Stored records:
....
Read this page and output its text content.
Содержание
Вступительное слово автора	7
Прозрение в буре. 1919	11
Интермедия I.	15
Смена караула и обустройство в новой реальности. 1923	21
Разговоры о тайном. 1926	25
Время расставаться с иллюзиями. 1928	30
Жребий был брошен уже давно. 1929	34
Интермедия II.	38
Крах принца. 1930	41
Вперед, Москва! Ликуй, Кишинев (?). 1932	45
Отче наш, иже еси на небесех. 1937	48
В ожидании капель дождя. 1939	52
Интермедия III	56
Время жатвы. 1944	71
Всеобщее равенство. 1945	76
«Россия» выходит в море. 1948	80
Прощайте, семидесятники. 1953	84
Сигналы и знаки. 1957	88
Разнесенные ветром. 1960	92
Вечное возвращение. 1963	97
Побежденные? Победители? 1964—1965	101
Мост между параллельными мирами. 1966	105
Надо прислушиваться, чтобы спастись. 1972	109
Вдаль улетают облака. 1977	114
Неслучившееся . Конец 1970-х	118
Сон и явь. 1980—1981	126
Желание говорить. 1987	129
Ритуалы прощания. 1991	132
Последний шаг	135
....
WRITTEN TASK: Using the listing above, return all lines where the word "Интермедия" occurs.

PROBLEM SOLUTION:
Интермедия I.	15
Интермедия II.	38
Интермедия III	56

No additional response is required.